» **Exercise details**:
All of the listing below must be repeated word for word. Pictures are the only thing to omit.

[Entries from a visual dataset]
::::

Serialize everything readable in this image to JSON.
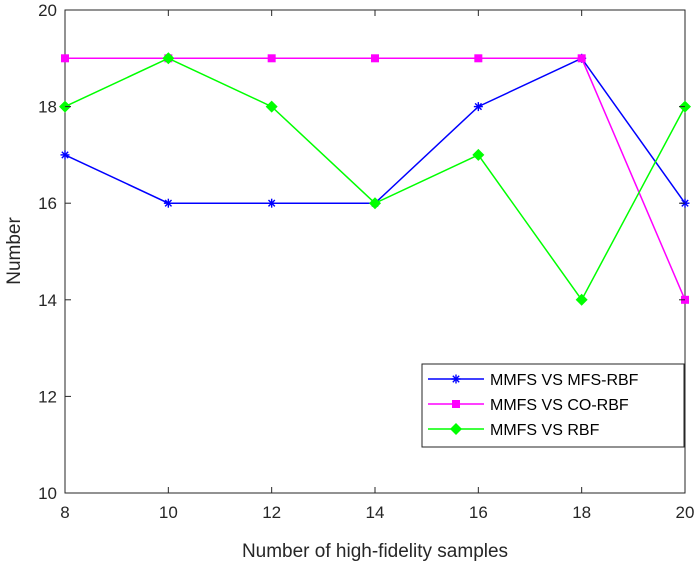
{
  "chart_data": {
    "type": "line",
    "title": "",
    "xlabel": "Number of high-fidelity samples",
    "ylabel": "Number",
    "xlim": [
      8,
      20
    ],
    "ylim": [
      10,
      20
    ],
    "x_ticks": [
      "8",
      "10",
      "12",
      "14",
      "16",
      "18",
      "20"
    ],
    "y_ticks": [
      "10",
      "12",
      "14",
      "16",
      "18",
      "20"
    ],
    "grid": false,
    "legend_position": "bottom-right",
    "x": [
      8,
      10,
      12,
      14,
      16,
      18,
      20
    ],
    "series": [
      {
        "name": "MMFS VS MFS-RBF",
        "color": "#0000ff",
        "marker": "asterisk",
        "values": [
          17,
          16,
          16,
          16,
          18,
          19,
          16
        ]
      },
      {
        "name": "MMFS VS CO-RBF",
        "color": "#ff00ff",
        "marker": "square",
        "values": [
          19,
          19,
          19,
          19,
          19,
          19,
          14
        ]
      },
      {
        "name": "MMFS VS RBF",
        "color": "#00ff00",
        "marker": "diamond",
        "values": [
          18,
          19,
          18,
          16,
          17,
          14,
          18
        ]
      }
    ]
  }
}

::::

» **Task answer**:
Serialize everything readable in this image to JSON.
{
  "chart_data": {
    "type": "line",
    "title": "",
    "xlabel": "Number of high-fidelity samples",
    "ylabel": "Number",
    "xlim": [
      8,
      20
    ],
    "ylim": [
      10,
      20
    ],
    "x_ticks": [
      "8",
      "10",
      "12",
      "14",
      "16",
      "18",
      "20"
    ],
    "y_ticks": [
      "10",
      "12",
      "14",
      "16",
      "18",
      "20"
    ],
    "grid": false,
    "legend_position": "bottom-right",
    "x": [
      8,
      10,
      12,
      14,
      16,
      18,
      20
    ],
    "series": [
      {
        "name": "MMFS VS MFS-RBF",
        "color": "#0000ff",
        "marker": "asterisk",
        "values": [
          17,
          16,
          16,
          16,
          18,
          19,
          16
        ]
      },
      {
        "name": "MMFS VS CO-RBF",
        "color": "#ff00ff",
        "marker": "square",
        "values": [
          19,
          19,
          19,
          19,
          19,
          19,
          14
        ]
      },
      {
        "name": "MMFS VS RBF",
        "color": "#00ff00",
        "marker": "diamond",
        "values": [
          18,
          19,
          18,
          16,
          17,
          14,
          18
        ]
      }
    ]
  }
}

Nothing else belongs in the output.